Collect all lines below with the string "content".
## begin Information shown
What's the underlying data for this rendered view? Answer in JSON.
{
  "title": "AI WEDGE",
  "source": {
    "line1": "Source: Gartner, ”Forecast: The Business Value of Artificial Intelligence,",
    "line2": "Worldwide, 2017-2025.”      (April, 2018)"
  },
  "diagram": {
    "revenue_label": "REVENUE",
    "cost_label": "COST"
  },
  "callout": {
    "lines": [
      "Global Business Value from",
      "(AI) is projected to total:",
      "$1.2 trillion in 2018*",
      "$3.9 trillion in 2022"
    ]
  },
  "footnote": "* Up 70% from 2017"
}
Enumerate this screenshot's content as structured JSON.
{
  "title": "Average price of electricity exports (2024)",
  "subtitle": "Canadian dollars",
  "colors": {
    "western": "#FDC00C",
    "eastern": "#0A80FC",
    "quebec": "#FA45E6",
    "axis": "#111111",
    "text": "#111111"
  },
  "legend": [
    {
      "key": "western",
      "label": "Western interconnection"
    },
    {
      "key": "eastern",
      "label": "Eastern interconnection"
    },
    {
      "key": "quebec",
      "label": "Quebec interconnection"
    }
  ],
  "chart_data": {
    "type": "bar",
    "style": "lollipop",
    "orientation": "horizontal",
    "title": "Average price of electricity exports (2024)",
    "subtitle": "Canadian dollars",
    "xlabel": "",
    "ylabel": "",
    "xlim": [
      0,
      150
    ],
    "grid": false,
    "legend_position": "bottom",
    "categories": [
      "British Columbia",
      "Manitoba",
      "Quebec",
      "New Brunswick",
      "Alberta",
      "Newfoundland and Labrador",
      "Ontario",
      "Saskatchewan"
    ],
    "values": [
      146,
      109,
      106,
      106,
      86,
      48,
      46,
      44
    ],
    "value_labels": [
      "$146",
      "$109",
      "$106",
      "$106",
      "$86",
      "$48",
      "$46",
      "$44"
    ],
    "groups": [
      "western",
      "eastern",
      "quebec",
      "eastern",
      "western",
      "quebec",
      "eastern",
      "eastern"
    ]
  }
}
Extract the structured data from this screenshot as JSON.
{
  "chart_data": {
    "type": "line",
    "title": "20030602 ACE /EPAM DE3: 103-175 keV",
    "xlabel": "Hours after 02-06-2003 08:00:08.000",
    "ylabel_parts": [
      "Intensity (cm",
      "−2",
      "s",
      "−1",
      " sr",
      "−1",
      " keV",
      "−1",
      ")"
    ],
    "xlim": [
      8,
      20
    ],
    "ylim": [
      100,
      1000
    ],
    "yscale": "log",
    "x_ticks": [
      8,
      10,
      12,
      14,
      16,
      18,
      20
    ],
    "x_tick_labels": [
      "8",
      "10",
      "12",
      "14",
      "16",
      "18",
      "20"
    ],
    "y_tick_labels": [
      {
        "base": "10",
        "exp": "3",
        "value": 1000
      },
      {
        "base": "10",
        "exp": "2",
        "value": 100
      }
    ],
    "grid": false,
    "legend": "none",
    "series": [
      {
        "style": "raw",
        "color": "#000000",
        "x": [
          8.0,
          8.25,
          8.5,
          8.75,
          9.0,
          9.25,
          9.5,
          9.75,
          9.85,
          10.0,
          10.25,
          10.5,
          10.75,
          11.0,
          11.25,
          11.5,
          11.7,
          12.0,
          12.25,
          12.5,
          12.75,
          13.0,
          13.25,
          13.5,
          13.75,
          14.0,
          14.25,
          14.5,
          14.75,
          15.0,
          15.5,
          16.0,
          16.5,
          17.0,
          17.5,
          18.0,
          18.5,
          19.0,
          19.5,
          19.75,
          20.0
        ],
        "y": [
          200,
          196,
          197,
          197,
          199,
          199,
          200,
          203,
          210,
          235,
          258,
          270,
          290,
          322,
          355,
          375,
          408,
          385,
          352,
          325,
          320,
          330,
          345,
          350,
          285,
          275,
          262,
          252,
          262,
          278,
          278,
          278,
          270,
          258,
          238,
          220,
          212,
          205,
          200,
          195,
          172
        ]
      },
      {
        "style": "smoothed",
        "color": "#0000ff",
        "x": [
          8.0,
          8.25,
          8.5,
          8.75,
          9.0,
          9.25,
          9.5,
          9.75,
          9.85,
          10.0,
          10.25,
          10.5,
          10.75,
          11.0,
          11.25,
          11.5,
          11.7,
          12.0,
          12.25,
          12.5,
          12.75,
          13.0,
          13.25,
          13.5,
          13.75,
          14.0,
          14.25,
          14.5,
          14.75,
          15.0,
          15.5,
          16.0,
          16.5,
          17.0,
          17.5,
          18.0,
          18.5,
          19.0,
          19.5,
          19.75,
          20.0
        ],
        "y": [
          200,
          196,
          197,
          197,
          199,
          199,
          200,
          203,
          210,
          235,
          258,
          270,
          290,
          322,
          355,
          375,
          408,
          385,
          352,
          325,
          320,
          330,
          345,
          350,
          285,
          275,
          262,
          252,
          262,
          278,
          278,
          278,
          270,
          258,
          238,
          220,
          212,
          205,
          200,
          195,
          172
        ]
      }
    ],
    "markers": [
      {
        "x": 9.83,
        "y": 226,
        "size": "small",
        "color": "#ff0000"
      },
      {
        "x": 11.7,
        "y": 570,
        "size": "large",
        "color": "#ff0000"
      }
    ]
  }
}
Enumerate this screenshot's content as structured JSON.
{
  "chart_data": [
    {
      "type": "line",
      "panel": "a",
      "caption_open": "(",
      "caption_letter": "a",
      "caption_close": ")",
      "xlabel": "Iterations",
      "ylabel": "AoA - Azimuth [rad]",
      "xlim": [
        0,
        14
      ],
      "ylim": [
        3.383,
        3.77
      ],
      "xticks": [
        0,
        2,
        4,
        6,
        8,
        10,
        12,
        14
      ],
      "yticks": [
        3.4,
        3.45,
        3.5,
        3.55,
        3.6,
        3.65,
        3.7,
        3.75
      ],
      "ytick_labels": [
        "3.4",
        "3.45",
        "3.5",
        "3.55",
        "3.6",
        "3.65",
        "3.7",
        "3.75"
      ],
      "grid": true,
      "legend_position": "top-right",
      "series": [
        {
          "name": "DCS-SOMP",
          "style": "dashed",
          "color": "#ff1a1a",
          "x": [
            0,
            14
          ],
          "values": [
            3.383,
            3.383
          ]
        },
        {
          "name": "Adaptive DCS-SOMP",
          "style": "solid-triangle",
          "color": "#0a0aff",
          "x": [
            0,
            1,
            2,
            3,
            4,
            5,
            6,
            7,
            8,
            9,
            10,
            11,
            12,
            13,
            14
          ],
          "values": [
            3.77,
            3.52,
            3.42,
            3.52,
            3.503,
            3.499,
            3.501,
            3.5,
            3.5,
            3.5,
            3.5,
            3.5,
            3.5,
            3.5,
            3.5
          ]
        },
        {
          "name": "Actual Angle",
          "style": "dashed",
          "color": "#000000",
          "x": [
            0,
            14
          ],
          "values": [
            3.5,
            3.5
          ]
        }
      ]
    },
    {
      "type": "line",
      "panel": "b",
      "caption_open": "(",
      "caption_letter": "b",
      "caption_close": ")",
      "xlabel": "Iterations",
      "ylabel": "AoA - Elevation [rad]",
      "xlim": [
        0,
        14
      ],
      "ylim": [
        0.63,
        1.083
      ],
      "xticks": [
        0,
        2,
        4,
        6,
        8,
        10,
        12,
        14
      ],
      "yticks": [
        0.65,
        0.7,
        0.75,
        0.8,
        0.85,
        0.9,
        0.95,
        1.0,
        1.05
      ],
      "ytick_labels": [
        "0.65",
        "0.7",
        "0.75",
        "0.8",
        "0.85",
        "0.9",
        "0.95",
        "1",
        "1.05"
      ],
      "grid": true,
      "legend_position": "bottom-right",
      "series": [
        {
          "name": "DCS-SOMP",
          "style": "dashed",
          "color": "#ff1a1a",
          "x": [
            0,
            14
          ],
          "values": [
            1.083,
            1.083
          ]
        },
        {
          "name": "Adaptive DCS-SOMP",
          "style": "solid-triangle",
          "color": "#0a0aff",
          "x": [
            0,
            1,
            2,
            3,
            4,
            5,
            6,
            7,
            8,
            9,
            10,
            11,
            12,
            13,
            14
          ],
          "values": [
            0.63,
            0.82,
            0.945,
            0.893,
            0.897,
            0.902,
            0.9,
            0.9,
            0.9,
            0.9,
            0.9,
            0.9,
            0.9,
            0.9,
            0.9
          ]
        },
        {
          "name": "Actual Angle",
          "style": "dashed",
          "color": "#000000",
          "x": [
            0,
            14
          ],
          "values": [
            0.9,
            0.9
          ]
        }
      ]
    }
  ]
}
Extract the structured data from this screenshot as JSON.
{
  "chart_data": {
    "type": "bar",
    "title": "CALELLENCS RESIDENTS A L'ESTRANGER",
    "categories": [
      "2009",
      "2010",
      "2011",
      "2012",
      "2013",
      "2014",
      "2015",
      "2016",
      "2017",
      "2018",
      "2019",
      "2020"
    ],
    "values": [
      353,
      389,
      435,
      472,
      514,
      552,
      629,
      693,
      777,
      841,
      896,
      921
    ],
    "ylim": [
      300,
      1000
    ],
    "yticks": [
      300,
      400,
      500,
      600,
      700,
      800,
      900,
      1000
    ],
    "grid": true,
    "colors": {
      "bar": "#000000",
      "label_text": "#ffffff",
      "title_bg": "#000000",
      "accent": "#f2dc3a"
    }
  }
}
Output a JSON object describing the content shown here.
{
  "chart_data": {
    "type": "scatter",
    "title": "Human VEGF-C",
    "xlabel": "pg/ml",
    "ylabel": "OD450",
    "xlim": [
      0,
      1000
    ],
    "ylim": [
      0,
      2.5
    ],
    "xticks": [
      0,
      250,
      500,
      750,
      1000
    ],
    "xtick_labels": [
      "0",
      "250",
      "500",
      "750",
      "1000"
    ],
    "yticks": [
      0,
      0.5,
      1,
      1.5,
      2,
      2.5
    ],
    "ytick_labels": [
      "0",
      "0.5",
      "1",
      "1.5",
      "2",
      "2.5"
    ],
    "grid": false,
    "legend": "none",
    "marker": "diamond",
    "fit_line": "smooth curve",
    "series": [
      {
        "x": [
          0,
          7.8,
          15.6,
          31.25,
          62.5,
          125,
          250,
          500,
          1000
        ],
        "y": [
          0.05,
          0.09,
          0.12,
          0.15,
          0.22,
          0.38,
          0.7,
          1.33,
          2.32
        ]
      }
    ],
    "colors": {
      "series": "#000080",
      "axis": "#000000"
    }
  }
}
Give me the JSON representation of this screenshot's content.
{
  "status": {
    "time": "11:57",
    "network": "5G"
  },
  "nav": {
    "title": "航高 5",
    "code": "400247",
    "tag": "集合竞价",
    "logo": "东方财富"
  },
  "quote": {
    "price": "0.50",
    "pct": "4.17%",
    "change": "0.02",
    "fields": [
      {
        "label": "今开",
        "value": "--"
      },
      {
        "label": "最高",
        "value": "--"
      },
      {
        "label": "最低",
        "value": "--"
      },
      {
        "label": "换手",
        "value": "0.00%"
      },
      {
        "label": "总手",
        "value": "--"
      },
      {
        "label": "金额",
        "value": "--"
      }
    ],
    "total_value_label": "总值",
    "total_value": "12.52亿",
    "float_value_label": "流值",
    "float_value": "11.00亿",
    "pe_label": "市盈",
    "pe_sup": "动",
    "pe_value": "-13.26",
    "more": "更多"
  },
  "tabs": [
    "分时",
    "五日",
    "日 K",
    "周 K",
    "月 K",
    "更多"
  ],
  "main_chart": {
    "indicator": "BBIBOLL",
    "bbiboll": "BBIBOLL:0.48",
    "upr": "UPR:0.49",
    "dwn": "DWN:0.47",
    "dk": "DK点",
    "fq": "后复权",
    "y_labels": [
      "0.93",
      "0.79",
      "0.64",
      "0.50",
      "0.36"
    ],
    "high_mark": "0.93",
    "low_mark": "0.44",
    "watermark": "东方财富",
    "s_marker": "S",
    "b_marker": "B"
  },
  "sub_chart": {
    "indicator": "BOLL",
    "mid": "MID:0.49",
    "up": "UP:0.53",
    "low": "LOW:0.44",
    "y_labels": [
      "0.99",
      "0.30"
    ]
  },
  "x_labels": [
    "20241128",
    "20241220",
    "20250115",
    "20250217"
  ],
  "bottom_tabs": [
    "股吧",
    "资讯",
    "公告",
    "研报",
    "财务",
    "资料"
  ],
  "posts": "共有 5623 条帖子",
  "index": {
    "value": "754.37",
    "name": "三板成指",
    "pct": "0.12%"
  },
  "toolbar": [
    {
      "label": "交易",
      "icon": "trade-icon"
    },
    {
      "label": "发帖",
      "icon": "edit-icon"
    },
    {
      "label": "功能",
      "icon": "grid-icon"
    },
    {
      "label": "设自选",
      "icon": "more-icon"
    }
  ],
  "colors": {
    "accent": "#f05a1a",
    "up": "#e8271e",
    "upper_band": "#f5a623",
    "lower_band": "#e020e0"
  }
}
## end Information shown
## Written response
Enumerate this screenshot's content as structured JSON.
Enumerate this screenshot's content as structured JSON.
Output a JSON object describing the content shown here.
Give me the JSON representation of this screenshot's content.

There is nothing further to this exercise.